### Gegeven tekst
- - - - -

Opinie

Israël gedwongen tot acties

Israël wil definitief een einde maken aan de onrust die de Hezbollahstrijders vanuit Libanon in het noorden veroorzaken en de Palestijnen in het zuiden. Daarom treedt het hard op. De enige mogelijkheid, stelt Simon Soesan. Hopelijk komt er daarna rust.

14 July 2006 09:10Gewijzigd op 14 November 2020 03:56Leestijd 5 minuten
„Hezbollahleider Nasrallah steekt het Midden Oosten in brand vanwege een bezetter die niet meer bezet. Hij vertegenwoordigt niemand. Maar de vlam is in de pan in het gebied rond Israël.” Foto EPA
„Hezbollahleider Nasrallah steekt het Midden Oosten in brand vanwege een bezetter die niet meer bezet. Hij vertegenwoordigt niemand. Maar de vlam is in de pan in het gebied rond Israël.” Foto EPA

Afgelopen nacht zijn we vrij rustig doorgekomen. Twee raketten zijn ingeslagen in onze stad Haifa, maar dat is niets vergeleken bij de meer dan duizend raketten die donderdag heel Noord-Israël raakten. De bevolking wordt verzocht in de schuilkelders te blijven. We missen geen enkele nieuwsuitzending.Wat hebben we fout gedaan? Zes jaar geleden verlieten we na achttien jaar Libanon. Goed of fout maakte niet meer uit, want we gingen er toch weg. Toen werd Sharon onze premier. Velen maakten zich veel zorgen om deze ijzervreter. Maar het wonder geschiedde. Sharon wilde weg uit de door ons gehate Gazastrook. Ook wilde hij de Westelijke Jordaanoever verlaten.

Uiteraard waren de fanatici hierop tegen. ”Dood aan de Arabieren”, is hun lievelingsleus. Dus gingen we demonstreren. Een kleine 200.000 man ging de straat op en maakte Sharon duidelijk dat we niets meer te zoeken hadden in Libanon, Gaza of de West Bank. Dat alles ontruimd moest worden, als we daarvoor in ruil wat rust konden krijgen. In privékringen startten dialogen met Palestijnen en relaties werden heropgebouwd.

- - - - -

### Opdracht 1
Hoe lang bleef Israël volgens het opiniestuk over Israël in Libanon voordat het zes jaar geleden vertrok?
### Opdracht 2
Zet het opiniestuk over Israël voort na de laatste zin.
De gegevens zijn afkomstig uit een andere bron.

### Aangeleverde gegevens
- - - - -

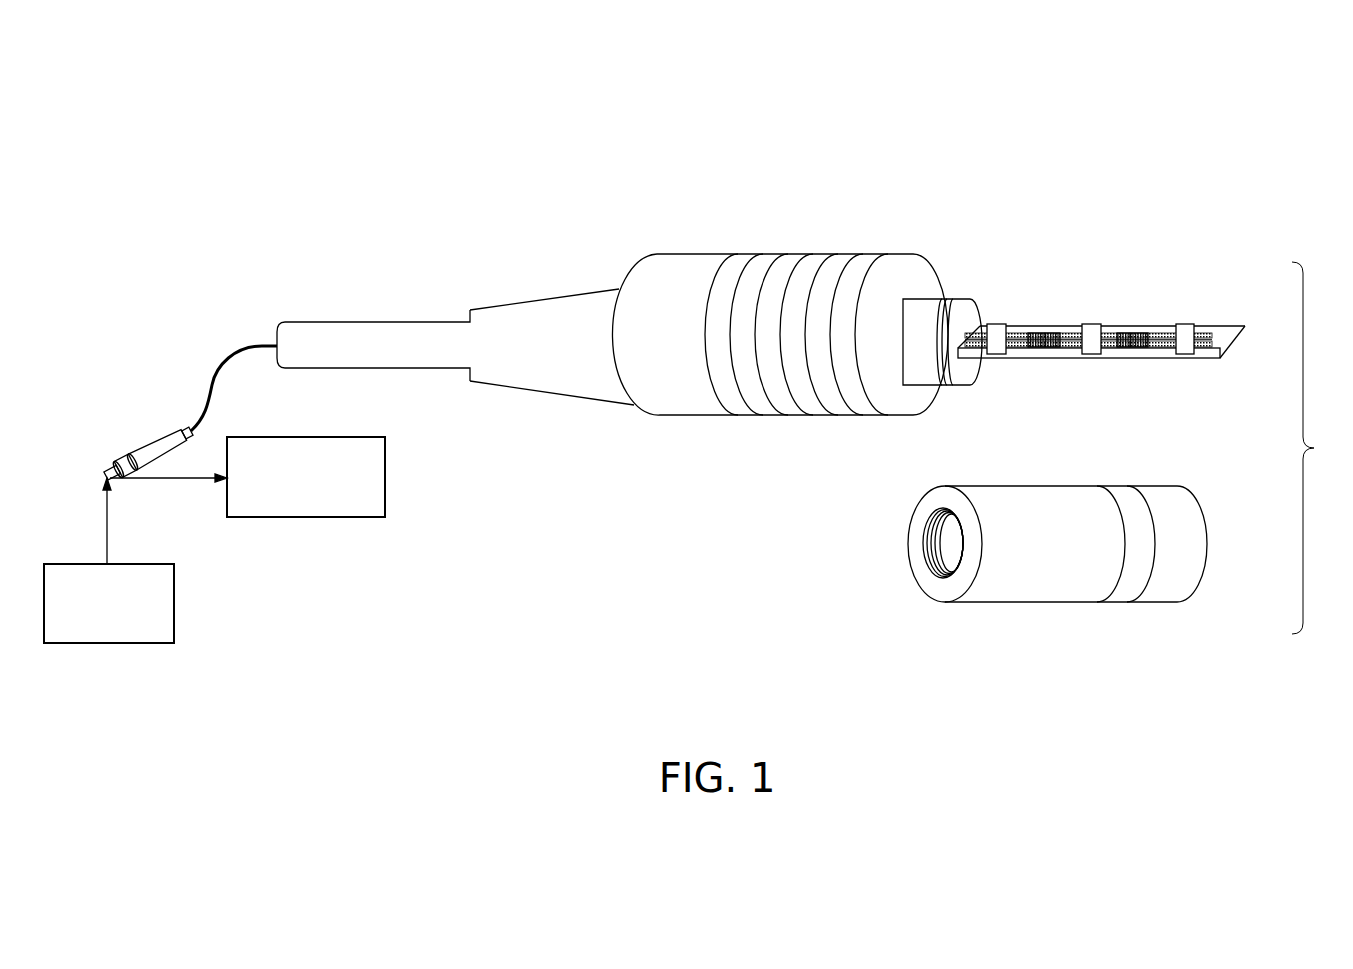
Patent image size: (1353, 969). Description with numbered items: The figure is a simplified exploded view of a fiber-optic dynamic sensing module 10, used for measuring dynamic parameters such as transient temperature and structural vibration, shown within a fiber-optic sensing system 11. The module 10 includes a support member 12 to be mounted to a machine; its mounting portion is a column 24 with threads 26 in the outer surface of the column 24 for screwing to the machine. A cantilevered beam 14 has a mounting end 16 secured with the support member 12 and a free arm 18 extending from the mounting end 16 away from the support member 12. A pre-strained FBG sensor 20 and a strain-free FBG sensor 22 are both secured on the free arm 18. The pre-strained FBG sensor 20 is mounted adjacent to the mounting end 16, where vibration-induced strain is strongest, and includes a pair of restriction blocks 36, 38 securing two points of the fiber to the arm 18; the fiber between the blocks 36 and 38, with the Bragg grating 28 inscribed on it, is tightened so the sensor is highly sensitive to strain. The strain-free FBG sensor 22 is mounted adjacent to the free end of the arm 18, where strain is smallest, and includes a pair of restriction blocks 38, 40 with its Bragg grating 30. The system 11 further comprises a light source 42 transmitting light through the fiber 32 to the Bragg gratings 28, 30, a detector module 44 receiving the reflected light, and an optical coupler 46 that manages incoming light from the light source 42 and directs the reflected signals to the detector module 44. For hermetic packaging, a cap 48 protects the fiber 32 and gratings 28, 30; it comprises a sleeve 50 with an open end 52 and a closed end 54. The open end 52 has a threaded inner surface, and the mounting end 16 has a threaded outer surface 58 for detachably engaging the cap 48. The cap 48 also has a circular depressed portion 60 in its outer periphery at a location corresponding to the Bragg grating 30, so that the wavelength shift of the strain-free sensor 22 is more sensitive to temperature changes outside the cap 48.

- - - - -

### Antwoord 1
Achttien jaar.

### Antwoord 2
Onder het oog van de wereld en onder grote spanning verwijderde Israël uit zichzelf, nu bijna een jaar geleden, zijn inwoners uit de Gazastrook. Even dachten we dat onze democratie dit trauma niet zou overleven. Maar het lukte. Links en rechts, religieus en seculier, iedereen in Israël begreep dat, ondanks alle pijn, een democratische beslissing moet worden uitgevoerd. Ook hoopten we dat we nu wat rust zouden krijgen.

Asociaal
Toen onze regering in 1978 met president Sadat van Egypte onderhandelde over een vredesverdrag, weigerde hij de Gazastrook terug te nemen. Als geheugensteuntje: Israël veroverde in 1967 de Gazastrook op Egypte en de Westelijke Jordaanoever op Jordanië, toen ons leger van 40.000 man een aanval van 400.000 man afsloeg. „Ik hoef dat asociale tuig niet”, zou Sadat gezegd hebben.

Na die terugtrekking verleden jaar besloot Hamas te reageren. Meer dan 5000 raketten werden op het stadje Sderot afgeschoten, met als verklaring dat dit als protest was tegen de zionistische bezetter. Wat we nu nog in Gaza bezetten, is ons tot op heden niet duidelijk. Dat maakt Hamas echter niets uit. Onlangs ontvoerde Hamas een Israëlische soldaat en vermoordde enkele anderen. „Omdat we in oorlog zijn met de bezetter”, zei Hamas.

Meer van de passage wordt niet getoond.